** TASK BRIEF **
Using the data below, copy out all lines with the word "began".

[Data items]
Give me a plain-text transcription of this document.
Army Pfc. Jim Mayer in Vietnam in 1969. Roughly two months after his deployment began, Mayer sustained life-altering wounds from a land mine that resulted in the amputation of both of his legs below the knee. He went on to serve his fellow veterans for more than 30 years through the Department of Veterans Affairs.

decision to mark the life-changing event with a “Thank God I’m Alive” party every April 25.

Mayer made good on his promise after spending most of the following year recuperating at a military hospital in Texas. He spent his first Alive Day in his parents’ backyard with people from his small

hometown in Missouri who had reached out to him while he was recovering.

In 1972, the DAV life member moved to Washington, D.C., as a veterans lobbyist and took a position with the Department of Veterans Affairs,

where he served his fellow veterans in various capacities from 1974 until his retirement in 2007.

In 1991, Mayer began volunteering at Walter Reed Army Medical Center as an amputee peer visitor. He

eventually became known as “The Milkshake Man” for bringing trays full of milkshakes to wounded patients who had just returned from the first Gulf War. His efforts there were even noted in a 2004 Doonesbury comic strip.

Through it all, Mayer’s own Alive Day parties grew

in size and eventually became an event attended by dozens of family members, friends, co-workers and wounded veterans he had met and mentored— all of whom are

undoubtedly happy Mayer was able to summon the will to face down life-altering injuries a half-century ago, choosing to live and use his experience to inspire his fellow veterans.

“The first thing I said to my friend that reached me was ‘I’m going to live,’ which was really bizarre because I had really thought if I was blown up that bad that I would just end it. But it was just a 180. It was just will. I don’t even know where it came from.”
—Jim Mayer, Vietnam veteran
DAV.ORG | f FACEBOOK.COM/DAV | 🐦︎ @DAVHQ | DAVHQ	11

** WRITTEN SOLUTION **
Army Pfc. Jim Mayer in Vietnam in 1969. Roughly two months after his deployment began, Mayer sustained life-altering wounds from a land mine that resulted in the amputation of both of his legs below the knee. He went on to serve his fellow veterans for more than 30 years through the Department of Veterans Affairs.
In 1991, Mayer began volunteering at Walter Reed Army Medical Center as an amputee peer visitor. He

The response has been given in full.